What the exercise asks:
Reproduce each line exactly.

· · ·

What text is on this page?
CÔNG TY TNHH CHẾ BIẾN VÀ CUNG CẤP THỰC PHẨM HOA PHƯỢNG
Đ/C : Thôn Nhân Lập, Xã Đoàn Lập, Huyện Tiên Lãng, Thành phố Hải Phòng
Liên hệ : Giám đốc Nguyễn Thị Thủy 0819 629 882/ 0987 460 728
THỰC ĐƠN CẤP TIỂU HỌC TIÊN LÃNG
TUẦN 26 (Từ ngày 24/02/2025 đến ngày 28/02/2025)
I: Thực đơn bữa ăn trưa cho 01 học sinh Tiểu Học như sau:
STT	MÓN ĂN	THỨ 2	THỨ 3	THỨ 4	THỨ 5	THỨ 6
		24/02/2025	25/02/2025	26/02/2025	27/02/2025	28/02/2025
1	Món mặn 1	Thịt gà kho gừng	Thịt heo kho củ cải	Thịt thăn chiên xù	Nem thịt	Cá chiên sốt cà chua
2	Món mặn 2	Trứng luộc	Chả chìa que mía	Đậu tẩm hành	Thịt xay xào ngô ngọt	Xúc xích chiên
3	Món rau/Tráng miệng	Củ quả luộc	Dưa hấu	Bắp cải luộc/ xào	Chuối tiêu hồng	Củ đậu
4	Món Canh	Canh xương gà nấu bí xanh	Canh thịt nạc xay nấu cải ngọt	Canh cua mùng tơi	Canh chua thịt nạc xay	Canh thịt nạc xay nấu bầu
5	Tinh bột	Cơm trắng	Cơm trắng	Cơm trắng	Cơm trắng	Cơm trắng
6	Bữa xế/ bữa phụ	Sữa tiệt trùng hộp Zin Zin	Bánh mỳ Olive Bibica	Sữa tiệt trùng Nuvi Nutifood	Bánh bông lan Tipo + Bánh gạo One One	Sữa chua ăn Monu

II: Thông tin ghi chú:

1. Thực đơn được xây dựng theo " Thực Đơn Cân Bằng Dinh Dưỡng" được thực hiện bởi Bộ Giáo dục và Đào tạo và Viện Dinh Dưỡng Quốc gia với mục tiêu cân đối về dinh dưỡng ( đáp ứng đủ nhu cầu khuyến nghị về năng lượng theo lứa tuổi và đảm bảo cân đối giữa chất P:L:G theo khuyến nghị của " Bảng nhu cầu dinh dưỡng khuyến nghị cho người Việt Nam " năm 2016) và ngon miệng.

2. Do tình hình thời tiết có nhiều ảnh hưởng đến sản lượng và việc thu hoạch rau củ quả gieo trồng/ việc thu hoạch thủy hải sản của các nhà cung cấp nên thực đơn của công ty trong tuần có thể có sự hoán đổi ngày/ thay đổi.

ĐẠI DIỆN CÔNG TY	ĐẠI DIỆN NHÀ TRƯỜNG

· · ·

The solution:
What text is on this page?
CÔNG TY TNHH CHẾ BIẾN VÀ CUNG CẤP THỰC PHẨM HOA PHƯỢNG
Đ/C : Thôn Nhân Lập, Xã Đoàn Lập, Huyện Tiên Lãng, Thành phố Hải Phòng
Liên hệ : Giám đốc Nguyễn Thị Thủy 0819 629 882/ 0987 460 728
THỰC ĐƠN CẤP TIỂU HỌC TIÊN LÃNG
TUẦN 26 (Từ ngày 24/02/2025 đến ngày 28/02/2025)
I: Thực đơn bữa ăn trưa cho 01 học sinh Tiểu Học như sau:
STT	MÓN ĂN	THỨ 2	THỨ 3	THỨ 4	THỨ 5	THỨ 6
		24/02/2025	25/02/2025	26/02/2025	27/02/2025	28/02/2025
1	Món mặn 1	Thịt gà kho gừng	Thịt heo kho củ cải	Thịt thăn chiên xù	Nem thịt	Cá chiên sốt cà chua
2	Món mặn 2	Trứng luộc	Chả chìa que mía	Đậu tẩm hành	Thịt xay xào ngô ngọt	Xúc xích chiên
3	Món rau/Tráng miệng	Củ quả luộc	Dưa hấu	Bắp cải luộc/ xào	Chuối tiêu hồng	Củ đậu
4	Món Canh	Canh xương gà nấu bí xanh	Canh thịt nạc xay nấu cải ngọt	Canh cua mùng tơi	Canh chua thịt nạc xay	Canh thịt nạc xay nấu bầu
5	Tinh bột	Cơm trắng	Cơm trắng	Cơm trắng	Cơm trắng	Cơm trắng
6	Bữa xế/ bữa phụ	Sữa tiệt trùng hộp Zin Zin	Bánh mỳ Olive Bibica	Sữa tiệt trùng Nuvi Nutifood	Bánh bông lan Tipo + Bánh gạo One One	Sữa chua ăn Monu

II: Thông tin ghi chú:

1. Thực đơn được xây dựng theo " Thực Đơn Cân Bằng Dinh Dưỡng" được thực hiện bởi Bộ Giáo dục và Đào tạo và Viện Dinh Dưỡng Quốc gia với mục tiêu cân đối về dinh dưỡng ( đáp ứng đủ nhu cầu khuyến nghị về năng lượng theo lứa tuổi và đảm bảo cân đối giữa chất P:L:G theo khuyến nghị của " Bảng nhu cầu dinh dưỡng khuyến nghị cho người Việt Nam " năm 2016) và ngon miệng.

2. Do tình hình thời tiết có nhiều ảnh hưởng đến sản lượng và việc thu hoạch rau củ quả gieo trồng/ việc thu hoạch thủy hải sản của các nhà cung cấp nên thực đơn của công ty trong tuần có thể có sự hoán đổi ngày/ thay đổi.

ĐẠI DIỆN CÔNG TY	ĐẠI DIỆN NHÀ TRƯỜNG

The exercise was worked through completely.